- ITEMS -
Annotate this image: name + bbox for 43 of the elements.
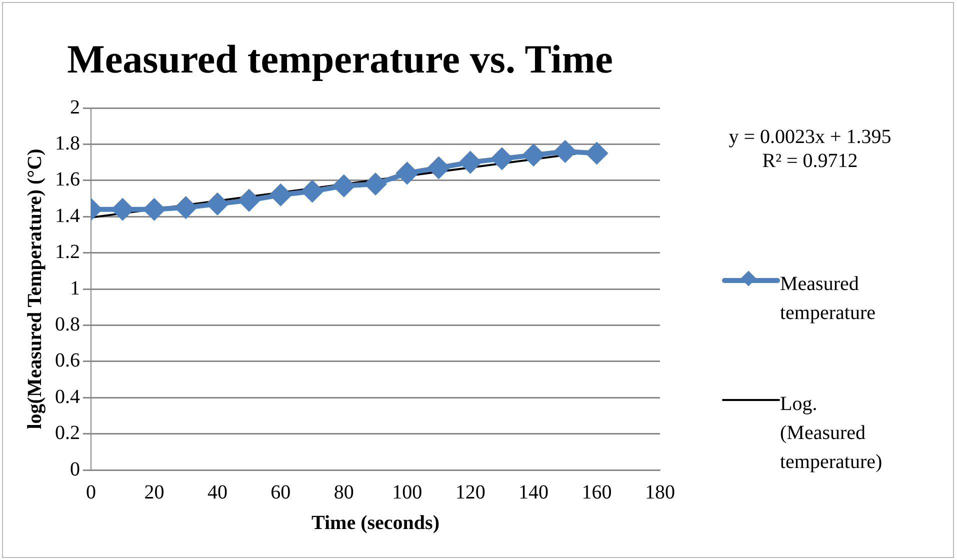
point [365, 174, 386, 195]
point [460, 152, 481, 173]
point [333, 175, 354, 196]
y-tick-label: 1.4 [55, 204, 80, 227]
point [144, 198, 165, 220]
point [396, 162, 418, 184]
x-tick-label: 20 [144, 481, 164, 504]
legend-label: Measured temperature [780, 272, 876, 326]
y-tick-label: 0.2 [55, 422, 80, 444]
point [586, 142, 608, 164]
x-tick-label: 0 [86, 481, 96, 504]
text: y = 0.0023x + 1.395 R² = 0.9712 [728, 125, 892, 173]
y-tick-label: 1.6 [55, 168, 80, 191]
x-tick-label: 100 [392, 481, 422, 504]
point [175, 197, 196, 218]
y-tick-label: 1 [70, 277, 80, 300]
x-tick-label: 180 [645, 481, 675, 504]
y-tick-label: 2 [70, 96, 80, 118]
y-axis-title: log(Measured Temperature) (°C) [24, 148, 46, 430]
y-tick-label: 1.8 [55, 132, 80, 154]
chart-title: Measured temperature vs. Time [67, 36, 613, 82]
x-tick-label: 160 [582, 481, 612, 504]
x-axis-title: Time (seconds) [312, 512, 440, 534]
x-tick-label: 140 [518, 481, 549, 504]
point [112, 198, 134, 220]
point [554, 140, 576, 162]
x-tick-label: 60 [270, 481, 291, 504]
point [523, 144, 544, 166]
x-tick-label: 80 [334, 481, 354, 504]
point [238, 190, 260, 211]
point [302, 180, 323, 202]
x-tick-label: 120 [455, 481, 486, 504]
point [491, 148, 512, 170]
legend-label: Log. (Measured temperature) [780, 392, 884, 475]
x-tick-label: 40 [207, 481, 228, 504]
point [270, 184, 292, 206]
y-tick-label: 0.6 [55, 350, 80, 372]
y-tick-label: 0.8 [55, 313, 80, 336]
point [206, 193, 228, 214]
y-tick-label: 0 [70, 458, 80, 480]
y-tick-label: 0.4 [55, 386, 80, 408]
point [428, 157, 450, 178]
y-tick-label: 1.2 [55, 241, 80, 264]
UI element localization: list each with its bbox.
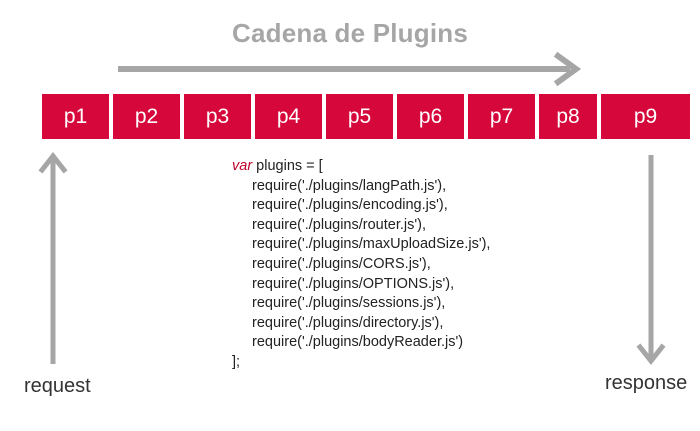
code-line: require('./plugins/router.js'), [252,216,426,233]
code-line: require('./plugins/langPath.js'), [252,177,447,194]
code-line: require('./plugins/CORS.js'), [252,255,431,272]
code-closing: ]; [232,353,241,370]
plugin-box-p8: p8 [539,94,597,139]
plugin-box-p4: p4 [255,94,322,139]
code-line: require('./plugins/maxUploadSize.js'), [252,236,491,253]
code-keyword: var [232,158,253,174]
code-block: var plugins = [require('./plugins/langPa… [232,157,490,373]
code-line: require('./plugins/sessions.js'), [252,295,446,312]
right-arrow-icon [118,52,582,86]
plugin-box-p7: p7 [468,94,535,139]
code-line: require('./plugins/directory.js'), [252,314,444,331]
code-line: require('./plugins/encoding.js'), [252,197,448,214]
code-line: require('./plugins/bodyReader.js') [252,334,464,351]
down-arrow-icon [636,155,666,366]
code-declaration: plugins = [ [252,158,323,174]
plugin-box-p5: p5 [326,94,393,139]
code-line: require('./plugins/OPTIONS.js'), [252,275,455,292]
request-label: request [24,375,91,397]
plugin-box-p3: p3 [184,94,251,139]
plugin-box-p2: p2 [113,94,180,139]
plugin-box-p1: p1 [42,94,109,139]
plugin-box-p6: p6 [397,94,464,139]
plugin-box-p9: p9 [601,94,690,139]
up-arrow-icon [38,152,68,364]
plugin-chain: p1 p2 p3 p4 p5 p6 p7 p8 p9 [42,94,690,139]
code-declaration-line: var plugins = [ [232,157,490,177]
diagram-title: Cadena de Plugins [231,18,468,48]
response-label: response [605,372,688,394]
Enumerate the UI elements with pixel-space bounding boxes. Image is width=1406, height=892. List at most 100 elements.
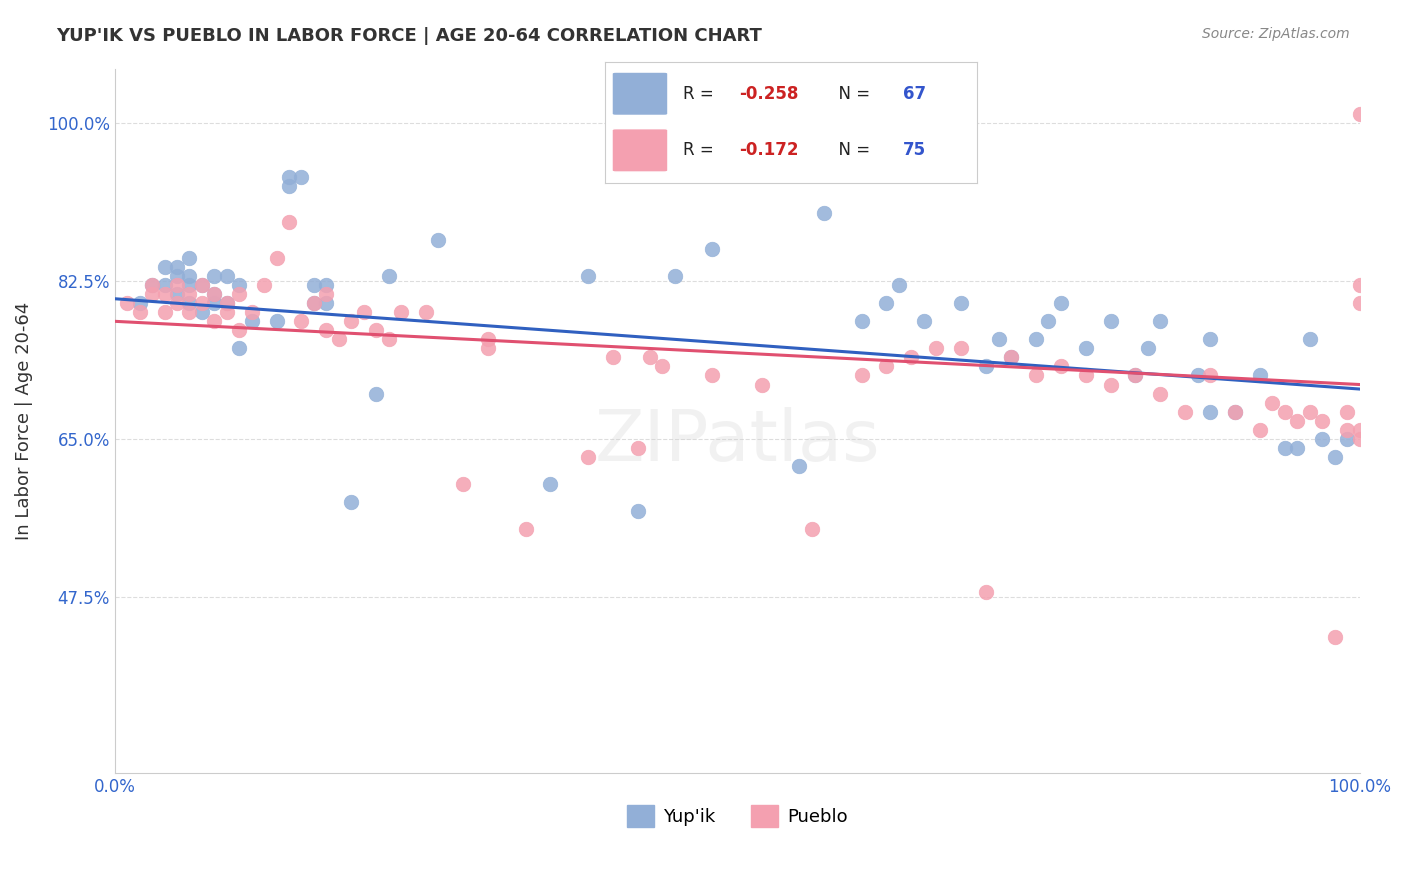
- FancyBboxPatch shape: [612, 128, 668, 172]
- Point: [290, 314, 312, 328]
- Point: [253, 278, 276, 293]
- Point: [1348, 278, 1371, 293]
- Point: [1149, 314, 1171, 328]
- Point: [115, 296, 138, 310]
- Point: [1223, 404, 1246, 418]
- Point: [179, 305, 201, 319]
- Point: [215, 296, 238, 310]
- Point: [153, 260, 176, 274]
- Point: [141, 287, 163, 301]
- Point: [302, 296, 325, 310]
- Point: [1274, 404, 1296, 418]
- Point: [377, 269, 399, 284]
- Point: [202, 269, 225, 284]
- Point: [576, 269, 599, 284]
- Point: [202, 296, 225, 310]
- Point: [141, 278, 163, 293]
- Point: [278, 169, 301, 184]
- FancyBboxPatch shape: [612, 72, 668, 115]
- Point: [1310, 432, 1333, 446]
- Point: [128, 296, 150, 310]
- Point: [1038, 314, 1060, 328]
- Point: [153, 278, 176, 293]
- Point: [278, 178, 301, 193]
- Point: [887, 278, 910, 293]
- Point: [1074, 342, 1097, 356]
- Point: [315, 278, 337, 293]
- Point: [1310, 414, 1333, 428]
- Point: [240, 305, 263, 319]
- Point: [153, 305, 176, 319]
- Y-axis label: In Labor Force | Age 20-64: In Labor Force | Age 20-64: [15, 301, 32, 540]
- Point: [1187, 368, 1209, 383]
- Point: [1261, 395, 1284, 409]
- Point: [228, 287, 250, 301]
- Point: [876, 296, 898, 310]
- Point: [974, 359, 997, 374]
- Point: [638, 351, 661, 365]
- Point: [166, 260, 188, 274]
- Point: [215, 269, 238, 284]
- Point: [191, 296, 214, 310]
- Point: [228, 342, 250, 356]
- Point: [179, 296, 201, 310]
- Point: [366, 386, 388, 401]
- Point: [702, 368, 724, 383]
- Point: [813, 206, 835, 220]
- Text: N =: N =: [828, 141, 876, 160]
- Point: [1099, 377, 1122, 392]
- Point: [1049, 359, 1071, 374]
- Point: [228, 278, 250, 293]
- Text: 67: 67: [903, 85, 925, 103]
- Point: [166, 296, 188, 310]
- Point: [290, 169, 312, 184]
- Point: [340, 495, 363, 509]
- Point: [950, 342, 973, 356]
- Point: [278, 215, 301, 229]
- Point: [664, 269, 686, 284]
- Text: -0.172: -0.172: [738, 141, 799, 160]
- Point: [1125, 368, 1147, 383]
- Text: 75: 75: [903, 141, 925, 160]
- Point: [515, 522, 537, 536]
- Point: [1199, 332, 1222, 346]
- Point: [377, 332, 399, 346]
- Point: [1025, 332, 1047, 346]
- Point: [266, 251, 288, 265]
- Point: [240, 314, 263, 328]
- Point: [166, 287, 188, 301]
- Text: Source: ZipAtlas.com: Source: ZipAtlas.com: [1202, 27, 1350, 41]
- Point: [1299, 404, 1322, 418]
- Point: [315, 296, 337, 310]
- Text: R =: R =: [683, 85, 718, 103]
- Point: [1348, 296, 1371, 310]
- Legend: Yup'ik, Pueblo: Yup'ik, Pueblo: [619, 797, 855, 834]
- Point: [1336, 432, 1358, 446]
- Point: [166, 269, 188, 284]
- Point: [1199, 368, 1222, 383]
- Point: [353, 305, 375, 319]
- Point: [1000, 351, 1022, 365]
- Point: [851, 314, 873, 328]
- Point: [1348, 106, 1371, 120]
- Point: [166, 278, 188, 293]
- Point: [651, 359, 673, 374]
- Point: [626, 441, 648, 455]
- Point: [1249, 423, 1271, 437]
- Point: [1174, 404, 1197, 418]
- Point: [202, 287, 225, 301]
- Point: [179, 251, 201, 265]
- Point: [602, 351, 624, 365]
- Point: [153, 287, 176, 301]
- Point: [987, 332, 1010, 346]
- Point: [1299, 332, 1322, 346]
- Point: [1249, 368, 1271, 383]
- Point: [202, 314, 225, 328]
- Point: [1125, 368, 1147, 383]
- Point: [389, 305, 412, 319]
- Point: [477, 342, 499, 356]
- Point: [202, 287, 225, 301]
- Point: [1149, 386, 1171, 401]
- Point: [1074, 368, 1097, 383]
- Point: [1323, 630, 1346, 644]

- DIRECTIVE -
Lay out the rows above as a numbered list, from the line with "code-line: require('./plugins/router.js'), [252,216,426,233]" to the line with "Enumerate the UI", both lines included. Leave out any blank lines.

- WRITTEN REPLY -
1. code-line: require('./plugins/router.js'), [252,216,426,233]
2. code-line: require('./plugins/langPath.js'), [252,177,447,194]
3. code-line: require('./plugins/CORS.js'), [252,255,431,272]
4. code-closing: ]; [232,353,241,370]
5. plugin-box-p8: p8 [539,94,597,139]
6. plugin-box-p4: p4 [255,94,322,139]
7. code-line: require('./plugins/maxUploadSize.js'), [252,236,491,253]
8. code-keyword: var [232,158,253,174]
9. code-block: var plugins = [require('./plugins/langPa… [232,157,490,373]
10. code-line: require('./plugins/sessions.js'), [252,295,446,312]
11. right-arrow-icon [118,52,582,86]
12. plugin-box-p7: p7 [468,94,535,139]
13. code-line: require('./plugins/directory.js'), [252,314,444,331]
14. code-line: require('./plugins/encoding.js'), [252,197,448,214]
15. code-line: require('./plugins/bodyReader.js') [252,334,464,351]
16. down-arrow-icon [636,155,666,366]
17. code-declaration: plugins = [ [252,158,323,174]
18. plugin-box-p5: p5 [326,94,393,139]
19. code-line: require('./plugins/OPTIONS.js'), [252,275,455,292]
20. request-label: request [24,375,91,397]
21. plugin-box-p3: p3 [184,94,251,139]
22. plugin-box-p2: p2 [113,94,180,139]
23. plugin-box-p1: p1 [42,94,109,139]
24. plugin-box-p6: p6 [397,94,464,139]
25. plugin-box-p9: p9 [601,94,690,139]
26. up-arrow-icon [38,152,68,364]
27. plugin-chain: p1 p2 p3 p4 p5 p6 p7 p8 p9 [42,94,690,139]
28. code-declaration-line: var plugins = [ [232,157,490,177]
29. diagram-title: Cadena de Plugins [231,18,468,48]
30. response-label: response [605,372,688,394]
31. Enumerate the UI elements with pixel-space bounding boxes. Image is width=1406, height=892. List at most 100 elements.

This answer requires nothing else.